● Text extract:
▶
Bug 186584

Summary: Oops after network setup during boot
Product: [Fedora] Fedora Reporter: Chris Adams <linux>
Component: kernelAssignee: Dave Jones <davej>
Status: CLOSED NOTABUG QA Contact: Brian Brock <bbrock>
Severity: medium Docs Contact:
Priority: medium    
Version: 5CC: pfrields, wtogami
Target Milestone: ---   
Target Release: ---   
Hardware: All   
OS: Linux   
Whiteboard:
Fixed In Version: Doc Type: Bug Fix
Doc Text:
Story Points: ---
Clone Of: Environment:
Last Closed: 2006-03-28 01:42:25 UTC Type: ---
Regression: --- Mount Type: ---
Documentation: --- CRM:
Verified Versions: Category: ---
oVirt Team: --- RHEL 7.3 requirements from Atomic Host:
Cloudforms Team: --- Target Upstream Version:
Embargoed:
Attachments:
Description Flags
boot log and oops
none
log from 64 bit kernel
none
dmesg output none

Description Chris Adams 2006-03-24 15:56:10 UTC
On a new FC5 system, I cannot boot into anything other than single user mode. 
During a boot to runlevel 3 (with no "rhgb quiet" boot), I get oopses during or
right after network setup.

This is an Abit AV8 socket 939 mboard.  I am using the built-in gigabit
(via_velocity, listed as eth2) as well as a Compaq dual 10/100 PCI card (e100,
creates eth0 and eth1).  I have only configured eth0 and eth2 at this point.

When I boot in single user mode, I can ifup eth0 and ifup eth2, but at that
point, pretty much anything causes an oops.  I captured one with the full boot
messages (will attach); it oopsed when I ran "ps".

I tried loading the updates/testing/5 kernel and got the same behavior.

Comment 1 Chris Adams 2006-03-24 15:56:11 UTC
Created attachment 126639 [details]
boot log and oops

Comment 2 Chris Adams 2006-03-24 17:44:28 UTC
Created attachment 126655 [details]
log from 64 bit kernel

Here's a boot log from a minimal 64 bit install.  The common thing I see is the
"last sysfs file: /class/net/eth2/address" (eth2 is the via_velocity
interface).
◀
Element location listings
▶
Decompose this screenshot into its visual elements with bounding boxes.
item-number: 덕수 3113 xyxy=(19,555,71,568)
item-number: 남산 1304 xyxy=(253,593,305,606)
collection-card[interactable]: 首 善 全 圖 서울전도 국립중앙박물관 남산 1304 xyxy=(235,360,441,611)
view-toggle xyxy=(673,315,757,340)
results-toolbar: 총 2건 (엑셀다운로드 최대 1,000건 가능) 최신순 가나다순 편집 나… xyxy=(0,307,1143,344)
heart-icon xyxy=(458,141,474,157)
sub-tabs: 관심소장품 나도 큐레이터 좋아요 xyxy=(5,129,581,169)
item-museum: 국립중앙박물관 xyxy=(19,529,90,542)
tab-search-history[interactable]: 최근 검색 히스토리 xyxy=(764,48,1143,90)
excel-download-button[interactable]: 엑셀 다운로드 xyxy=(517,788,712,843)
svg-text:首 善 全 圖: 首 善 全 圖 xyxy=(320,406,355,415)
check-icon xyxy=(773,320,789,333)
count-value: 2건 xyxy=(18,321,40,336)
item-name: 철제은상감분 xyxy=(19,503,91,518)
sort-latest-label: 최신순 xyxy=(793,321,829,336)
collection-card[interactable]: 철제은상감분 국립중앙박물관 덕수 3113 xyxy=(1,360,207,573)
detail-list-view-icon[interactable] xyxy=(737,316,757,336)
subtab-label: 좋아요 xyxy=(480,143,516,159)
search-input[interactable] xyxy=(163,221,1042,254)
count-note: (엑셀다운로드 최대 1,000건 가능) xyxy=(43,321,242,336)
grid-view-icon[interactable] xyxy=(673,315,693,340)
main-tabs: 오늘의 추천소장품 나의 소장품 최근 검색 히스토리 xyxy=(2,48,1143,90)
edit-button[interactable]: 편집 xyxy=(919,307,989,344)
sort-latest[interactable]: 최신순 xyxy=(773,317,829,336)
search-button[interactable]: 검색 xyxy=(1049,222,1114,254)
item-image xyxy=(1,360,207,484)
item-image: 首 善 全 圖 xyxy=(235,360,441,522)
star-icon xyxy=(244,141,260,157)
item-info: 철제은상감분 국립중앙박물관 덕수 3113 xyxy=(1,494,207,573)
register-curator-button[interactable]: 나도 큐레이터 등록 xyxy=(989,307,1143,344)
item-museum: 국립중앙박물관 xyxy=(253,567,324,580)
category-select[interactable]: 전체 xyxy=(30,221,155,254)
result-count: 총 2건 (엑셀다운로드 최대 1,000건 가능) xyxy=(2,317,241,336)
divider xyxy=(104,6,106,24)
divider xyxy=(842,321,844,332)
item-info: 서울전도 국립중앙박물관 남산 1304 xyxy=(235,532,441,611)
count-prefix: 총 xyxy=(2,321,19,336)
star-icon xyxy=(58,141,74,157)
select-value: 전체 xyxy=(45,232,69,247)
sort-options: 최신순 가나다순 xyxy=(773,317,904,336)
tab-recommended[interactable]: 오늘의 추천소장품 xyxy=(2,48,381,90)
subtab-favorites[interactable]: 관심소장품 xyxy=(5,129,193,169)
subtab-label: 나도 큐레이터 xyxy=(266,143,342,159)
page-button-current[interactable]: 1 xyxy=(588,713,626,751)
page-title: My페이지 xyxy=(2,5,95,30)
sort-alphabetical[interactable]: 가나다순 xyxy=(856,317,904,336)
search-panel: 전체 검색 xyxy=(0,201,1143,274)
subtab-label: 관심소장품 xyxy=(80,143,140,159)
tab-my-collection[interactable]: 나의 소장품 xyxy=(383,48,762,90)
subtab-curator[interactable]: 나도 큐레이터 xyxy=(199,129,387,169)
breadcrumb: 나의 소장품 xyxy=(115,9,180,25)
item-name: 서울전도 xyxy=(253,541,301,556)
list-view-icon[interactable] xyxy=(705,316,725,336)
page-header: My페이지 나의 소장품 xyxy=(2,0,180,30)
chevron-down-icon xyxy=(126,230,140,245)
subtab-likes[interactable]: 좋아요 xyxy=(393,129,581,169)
◀
● Task objective: In the bug report, which command was running when the captured oops occurred? The items are not needed for this.

● Full output: "ps"